Reproduce every one of the entries below verbatim, making no changes of any kind.

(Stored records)
....................
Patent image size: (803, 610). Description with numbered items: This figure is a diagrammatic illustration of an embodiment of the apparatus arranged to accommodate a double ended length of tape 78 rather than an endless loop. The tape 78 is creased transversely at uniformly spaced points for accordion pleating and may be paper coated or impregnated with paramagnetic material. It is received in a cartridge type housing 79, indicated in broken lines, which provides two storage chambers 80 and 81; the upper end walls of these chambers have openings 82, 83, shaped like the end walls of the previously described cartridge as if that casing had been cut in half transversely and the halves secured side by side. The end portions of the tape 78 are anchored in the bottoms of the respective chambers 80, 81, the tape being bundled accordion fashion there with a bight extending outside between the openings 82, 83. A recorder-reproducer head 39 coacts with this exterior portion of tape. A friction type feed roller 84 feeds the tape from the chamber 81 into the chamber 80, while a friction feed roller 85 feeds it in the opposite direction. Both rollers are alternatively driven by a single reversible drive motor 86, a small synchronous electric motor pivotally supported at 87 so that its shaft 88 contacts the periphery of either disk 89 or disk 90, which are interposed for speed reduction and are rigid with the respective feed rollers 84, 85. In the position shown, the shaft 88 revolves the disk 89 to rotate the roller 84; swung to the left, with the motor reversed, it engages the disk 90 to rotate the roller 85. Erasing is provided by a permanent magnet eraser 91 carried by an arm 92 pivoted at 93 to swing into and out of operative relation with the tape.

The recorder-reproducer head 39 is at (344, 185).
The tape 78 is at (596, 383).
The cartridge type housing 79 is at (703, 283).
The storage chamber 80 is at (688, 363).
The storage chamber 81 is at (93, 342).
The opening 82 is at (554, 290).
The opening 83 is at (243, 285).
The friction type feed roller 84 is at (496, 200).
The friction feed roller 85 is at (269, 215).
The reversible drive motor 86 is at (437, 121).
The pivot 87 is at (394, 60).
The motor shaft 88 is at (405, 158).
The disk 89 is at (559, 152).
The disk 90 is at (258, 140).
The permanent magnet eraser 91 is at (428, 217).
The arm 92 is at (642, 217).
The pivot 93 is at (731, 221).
....................
• [Output]
Patent image size: (803, 610). Description with numbered items: This figure is a diagrammatic illustration of an embodiment of the apparatus arranged to accommodate a double ended length of tape 78 rather than an endless loop. The tape 78 is creased transversely at uniformly spaced points for accordion pleating and may be paper coated or impregnated with paramagnetic material. It is received in a cartridge type housing 79, indicated in broken lines, which provides two storage chambers 80 and 81; the upper end walls of these chambers have openings 82, 83, shaped like the end walls of the previously described cartridge as if that casing had been cut in half transversely and the halves secured side by side. The end portions of the tape 78 are anchored in the bottoms of the respective chambers 80, 81, the tape being bundled accordion fashion there with a bight extending outside between the openings 82, 83. A recorder-reproducer head 39 coacts with this exterior portion of tape. A friction type feed roller 84 feeds the tape from the chamber 81 into the chamber 80, while a friction feed roller 85 feeds it in the opposite direction. Both rollers are alternatively driven by a single reversible drive motor 86, a small synchronous electric motor pivotally supported at 87 so that its shaft 88 contacts the periphery of either disk 89 or disk 90, which are interposed for speed reduction and are rigid with the respective feed rollers 84, 85. In the position shown, the shaft 88 revolves the disk 89 to rotate the roller 84; swung to the left, with the motor reversed, it engages the disk 90 to rotate the roller 85. Erasing is provided by a permanent magnet eraser 91 carried by an arm 92 pivoted at 93 to swing into and out of operative relation with the tape.

The recorder-reproducer head 39 is at (344, 185).
The tape 78 is at (596, 383).
The cartridge type housing 79 is at (703, 283).
The storage chamber 80 is at (688, 363).
The storage chamber 81 is at (93, 342).
The opening 82 is at (554, 290).
The opening 83 is at (243, 285).
The friction type feed roller 84 is at (496, 200).
The friction feed roller 85 is at (269, 215).
The reversible drive motor 86 is at (437, 121).
The pivot 87 is at (394, 60).
The motor shaft 88 is at (405, 158).
The disk 89 is at (559, 152).
The disk 90 is at (258, 140).
The permanent magnet eraser 91 is at (428, 217).
The arm 92 is at (642, 217).
The pivot 93 is at (731, 221).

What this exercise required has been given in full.